Source records
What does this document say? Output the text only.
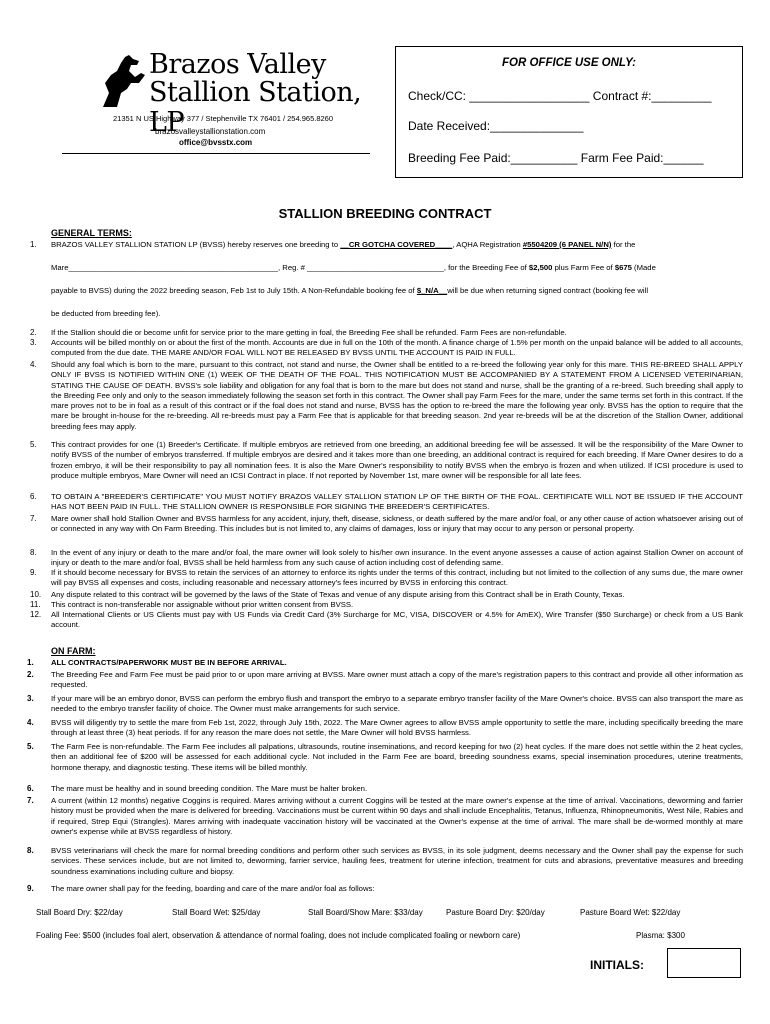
Brazos Valley
Stallion Station, LP
21351 N US Highway 377 / Stephenville TX 76401 / 254.965.8260
brazosvalleystallionstation.com
office@bvsstx.com
FOR OFFICE USE ONLY:
Check/CC: __________________ Contract #:_________
Date Received:______________
Breeding Fee Paid:__________ Farm Fee Paid:______
STALLION BREEDING CONTRACT
GENERAL TERMS:
1. BRAZOS VALLEY STALLION STATION LP (BVSS) hereby reserves one breeding to __CR GOTCHA COVERED____, AQHA Registration #5504209 (6 PANEL N/N) for the
Mare_________________________________________________, Reg. # ________________________________, for the Breeding Fee of $2,500 plus Farm Fee of $675 (Made
payable to BVSS) during the 2022 breeding season, Feb 1st to July 15th. A Non-Refundable booking fee of $_N/A__will be due when returning signed contract (booking fee will
be deducted from breeding fee).
2. If the Stallion should die or become unfit for service prior to the mare getting in foal, the Breeding Fee shall be refunded. Farm Fees are non-refundable.
3. Accounts will be billed monthly on or about the first of the month. Accounts are due in full on the 10th of the month. A finance charge of 1.5% per month on the unpaid balance will be added to all accounts, computed from the due date. THE MARE AND/OR FOAL WILL NOT BE RELEASED BY BVSS UNTIL THE ACCOUNT IS PAID IN FULL.
4. Should any foal which is born to the mare, pursuant to this contract, not stand and nurse, the Owner shall be entitled to a re-breed the following year only for this mare. THIS RE-BREED SHALL APPLY ONLY IF BVSS IS NOTIFIED WITHIN ONE (1) WEEK OF THE DEATH OF THE FOAL. THIS NOTIFICATION MUST BE ACCOMPANIED BY A STATEMENT FROM A LICENSED VETERINARIAN, STATING THE CAUSE OF DEATH. BVSS's sole liability and obligation for any foal that is born to the mare but does not stand and nurse, shall be the granting of a re-breed. Such breeding shall apply to the Breeding Fee only and only to the season immediately following the season set forth in this contract. The Owner shall pay Farm Fees for the mare, under the same terms set forth in this contract. If the mare proves not to be in foal as a result of this contract or if the foal does not stand and nurse, BVSS has the option to re-breed the mare the following year only. BVSS has the option to require that the mare be brought in-house for the re-breeding. All re-breeds must pay a Farm Fee that is applicable for that breeding season. 2nd year re-breeds will be at the discretion of the Stallion Owner, additional breeding fees may apply.
5. This contract provides for one (1) Breeder's Certificate. If multiple embryos are retrieved from one breeding, an additional breeding fee will be assessed. It will be the responsibility of the Mare Owner to notify BVSS of the number of embryos transferred. If multiple embryos are desired and it takes more than one breeding, an additional contract is required for each breeding. If Mare Owner desires to do a frozen embryo, it will be their responsibility to pay all nomination fees. It is also the Mare Owner's responsibility to notify BVSS when the embryo is frozen and when utilized. If ICSI procedure is used to produce multiple embryos, Mare Owner will need an ICSI Contract in place. If not reported by November 1st, mare owner will be responsible for all late fees.
6. TO OBTAIN A "BREEDER'S CERTIFICATE" YOU MUST NOTIFY BRAZOS VALLEY STALLION STATION LP OF THE BIRTH OF THE FOAL. CERTIFICATE WILL NOT BE ISSUED IF THE ACCOUNT HAS NOT BEEN PAID IN FULL. THE STALLION OWNER IS RESPONSIBLE FOR SIGNING THE BREEDER'S CERTIFICATES.
7. Mare owner shall hold Stallion Owner and BVSS harmless for any accident, injury, theft, disease, sickness, or death suffered by the mare and/or foal, or any other cause of action whatsoever arising out of or connected in any way with On Farm Breeding. This includes but is not limited to, any claims of damages, loss or injury that may occur to any person or personal property.
8. In the event of any injury or death to the mare and/or foal, the mare owner will look solely to his/her own insurance. In the event anyone assesses a cause of action against Stallion Owner on account of injury or death to the mare and/or foal, BVSS shall be held harmless from any such cause of action including cost of defending same.
9. If it should become necessary for BVSS to retain the services of an attorney to enforce its rights under the terms of this contract, including but not limited to the collection of any sums due, the mare owner will pay BVSS all expenses and costs, including reasonable and necessary attorney's fees incurred by BVSS in enforcing this contract.
10. Any dispute related to this contract will be governed by the laws of the State of Texas and venue of any dispute arising from this Contract shall be in Erath County, Texas.
11. This contract is non-transferable nor assignable without prior written consent from BVSS.
12. All International Clients or US Clients must pay with US Funds via Credit Card (3% Surcharge for MC, VISA, DISCOVER or 4.5% for AmEX), Wire Transfer ($50 Surcharge) or check from a US Bank account.
ON FARM:
1. ALL CONTRACTS/PAPERWORK MUST BE IN BEFORE ARRIVAL.
2. The Breeding Fee and Farm Fee must be paid prior to or upon mare arriving at BVSS. Mare owner must attach a copy of the mare's registration papers to this contract and provide all other information as requested.
3. If your mare will be an embryo donor, BVSS can perform the embryo flush and transport the embryo to a separate embryo transfer facility of the Mare Owner's choice. BVSS can also transport the mare as needed to the embryo transfer facility of choice. The Owner must make arrangements for such service.
4. BVSS will diligently try to settle the mare from Feb 1st, 2022, through July 15th, 2022. The Mare Owner agrees to allow BVSS ample opportunity to settle the mare, including specifically breeding the mare through at least three (3) heat periods. If for any reason the mare does not settle, the Mare Owner will hold BVSS harmless.
5. The Farm Fee is non-refundable. The Farm Fee includes all palpations, ultrasounds, routine inseminations, and record keeping for two (2) heat cycles. If the mare does not settle within the 2 heat cycles, then an additional fee of $200 will be assessed for each additional cycle. Not included in the Farm Fee are board, breeding soundness exams, special insemination procedures, uterine treatments, hormone therapy, and diagnostic testing. These items will be billed monthly.
6. The mare must be healthy and in sound breeding condition. The Mare must be halter broken.
7. A current (within 12 months) negative Coggins is required. Mares arriving without a current Coggins will be tested at the mare owner's expense at the time of arrival. Vaccinations, deworming and farrier history must be provided when the mare is delivered for breeding. Vaccinations must be current within 90 days and shall include Encephalitis, Tetanus, Influenza, Rhinopneumonitis, West Nile, Rabies and if required, Strep Equi (Strangles). Mares arriving with inadequate vaccination history will be vaccinated at the Owner's expense at the time of arrival. The mare shall be de-wormed monthly at mare owner's expense while at BVSS regardless of history.
8. BVSS veterinarians will check the mare for normal breeding conditions and perform other such services as BVSS, in its sole judgment, deems necessary and the Owner shall pay the expense for such services. These services include, but are not limited to, deworming, farrier service, hauling fees, treatment for uterine infection, treatment for cuts and abrasions, preventative measures and breeding soundness examinations including culture and biopsy.
9. The mare owner shall pay for the feeding, boarding and care of the mare and/or foal as follows:
Stall Board Dry: $22/day	Stall Board Wet: $25/day	Stall Board/Show Mare: $33/day	Pasture Board Dry: $20/day	Pasture Board Wet: $22/day
Foaling Fee: $500 (includes foal alert, observation & attendance of normal foaling, does not include complicated foaling or newborn care)	Plasma: $300
INITIALS:
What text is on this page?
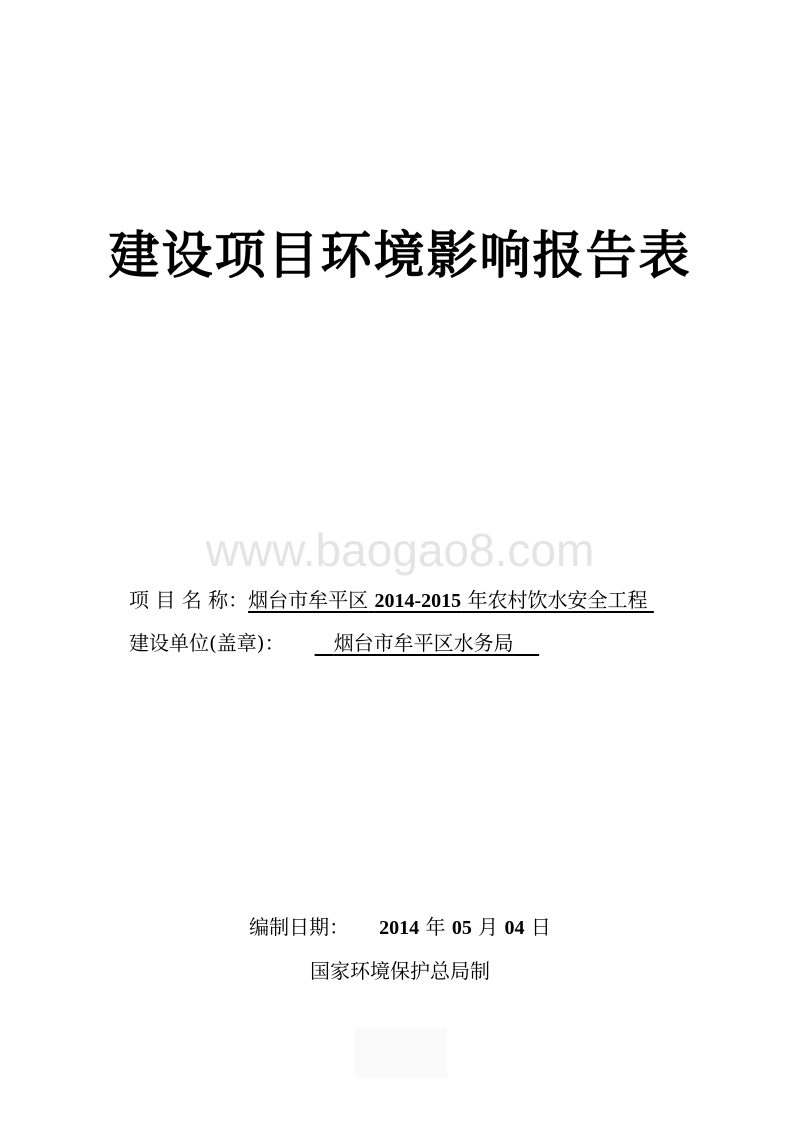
建设项目环境影响报告表
www.baogao8.com
项 目 名 称：烟台市牟平区 2014-2015 年农村饮水安全工程
建设单位(盖章)： 烟台市牟平区水务局
编制日期： 2014 年 05 月 04 日
国家环境保护总局制
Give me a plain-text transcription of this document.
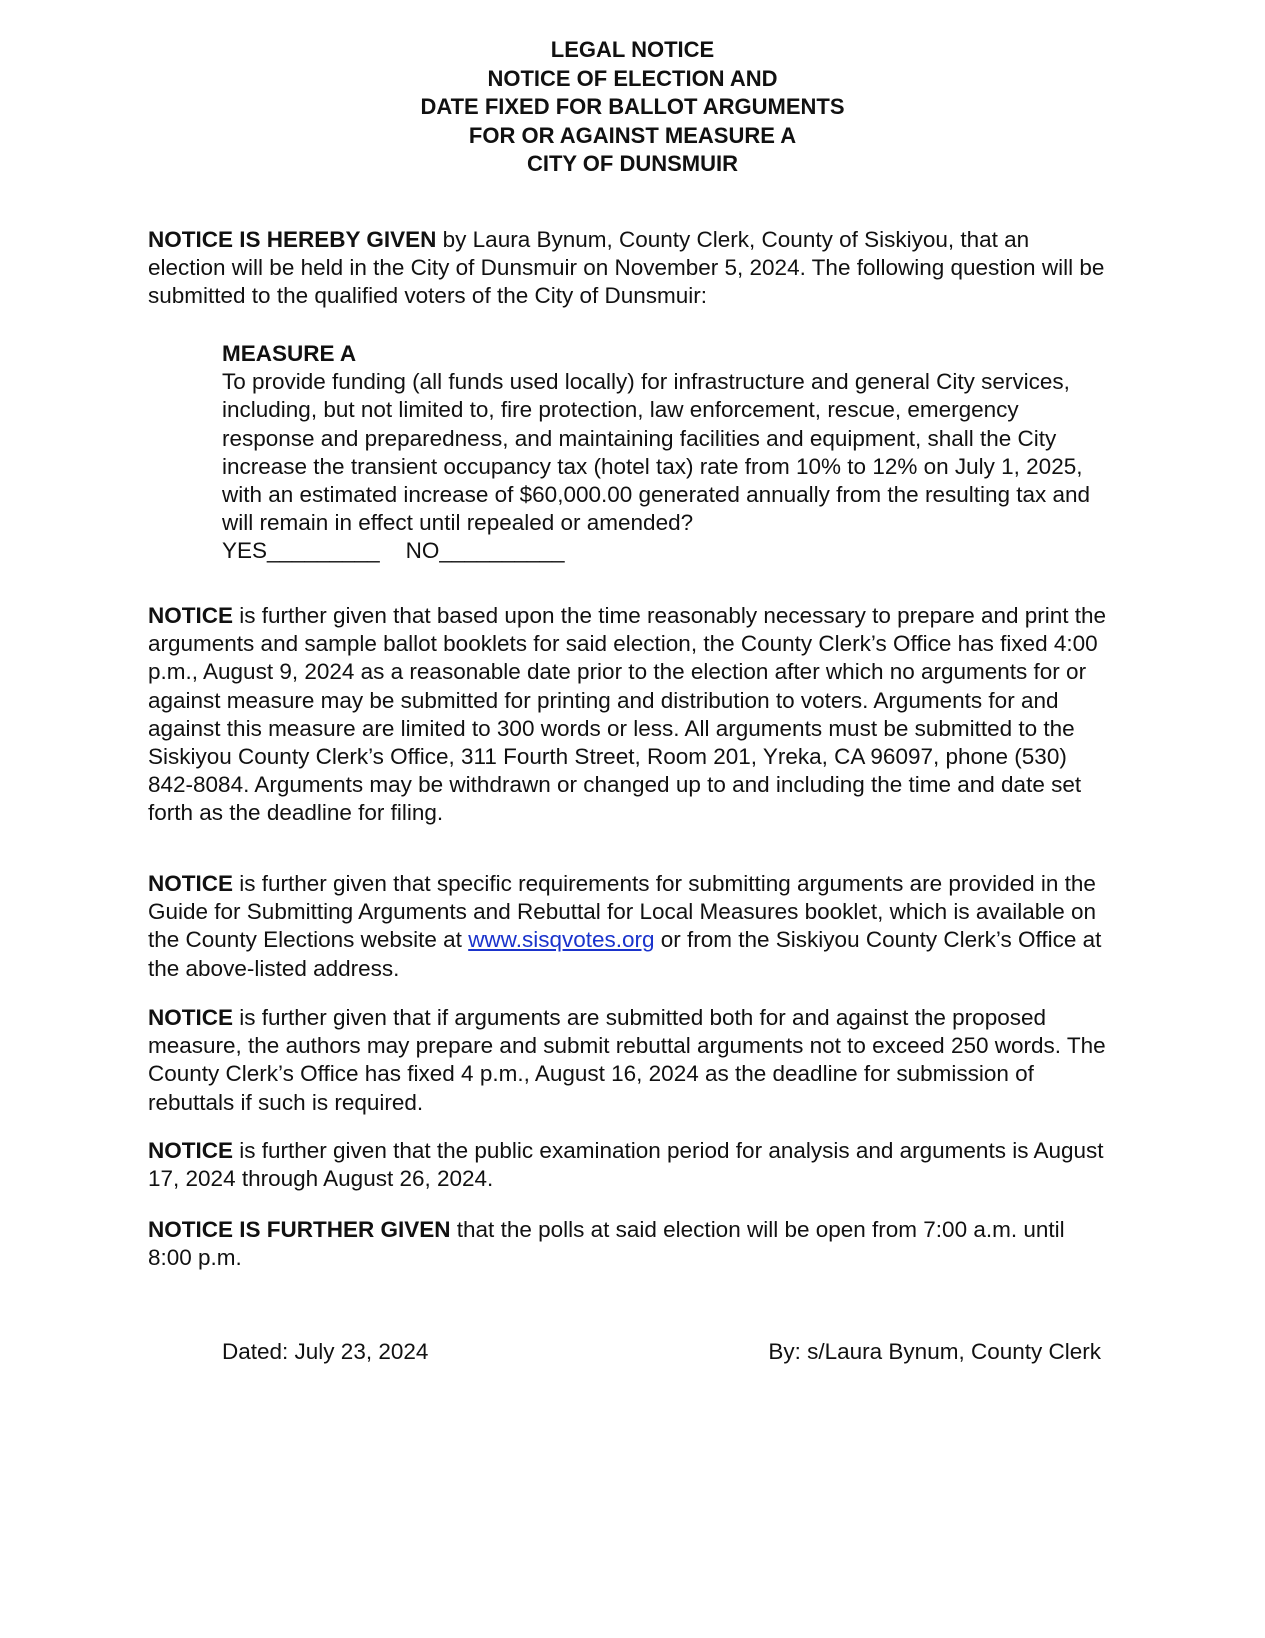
LEGAL NOTICE
NOTICE OF ELECTION AND
DATE FIXED FOR BALLOT ARGUMENTS
FOR OR AGAINST MEASURE A
CITY OF DUNSMUIR

NOTICE IS HEREBY GIVEN by Laura Bynum, County Clerk, County of Siskiyou, that an election will be held in the City of Dunsmuir on November 5, 2024. The following question will be submitted to the qualified voters of the City of Dunsmuir:

MEASURE A
To provide funding (all funds used locally) for infrastructure and general City services, including, but not limited to, fire protection, law enforcement, rescue, emergency response and preparedness, and maintaining facilities and equipment, shall the City increase the transient occupancy tax (hotel tax) rate from 10% to 12% on July 1, 2025, with an estimated increase of $60,000.00 generated annually from the resulting tax and will remain in effect until repealed or amended?
YES_________ NO__________

NOTICE is further given that based upon the time reasonably necessary to prepare and print the arguments and sample ballot booklets for said election, the County Clerk’s Office has fixed 4:00 p.m., August 9, 2024 as a reasonable date prior to the election after which no arguments for or against measure may be submitted for printing and distribution to voters. Arguments for and against this measure are limited to 300 words or less. All arguments must be submitted to the Siskiyou County Clerk’s Office, 311 Fourth Street, Room 201, Yreka, CA 96097, phone (530) 842-8084. Arguments may be withdrawn or changed up to and including the time and date set forth as the deadline for filing.

NOTICE is further given that specific requirements for submitting arguments are provided in the Guide for Submitting Arguments and Rebuttal for Local Measures booklet, which is available on the County Elections website at www.sisqvotes.org or from the Siskiyou County Clerk’s Office at the above-listed address.

NOTICE is further given that if arguments are submitted both for and against the proposed measure, the authors may prepare and submit rebuttal arguments not to exceed 250 words. The County Clerk’s Office has fixed 4 p.m., August 16, 2024 as the deadline for submission of rebuttals if such is required.

NOTICE is further given that the public examination period for analysis and arguments is August 17, 2024 through August 26, 2024.

NOTICE IS FURTHER GIVEN that the polls at said election will be open from 7:00 a.m. until 8:00 p.m.

Dated: July 23, 2024	By: s/Laura Bynum, County Clerk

(To do) Keep only those lines of the records that hold "care", and return them.

(Solution for this problem)
9. The mare owner shall pay for the feeding, boarding and care of the mare and/or foal as follows:
Foaling Fee: $500 (includes foal alert, observation & attendance of normal foaling, does not include complicated foaling or newborn care)	Plasma: $300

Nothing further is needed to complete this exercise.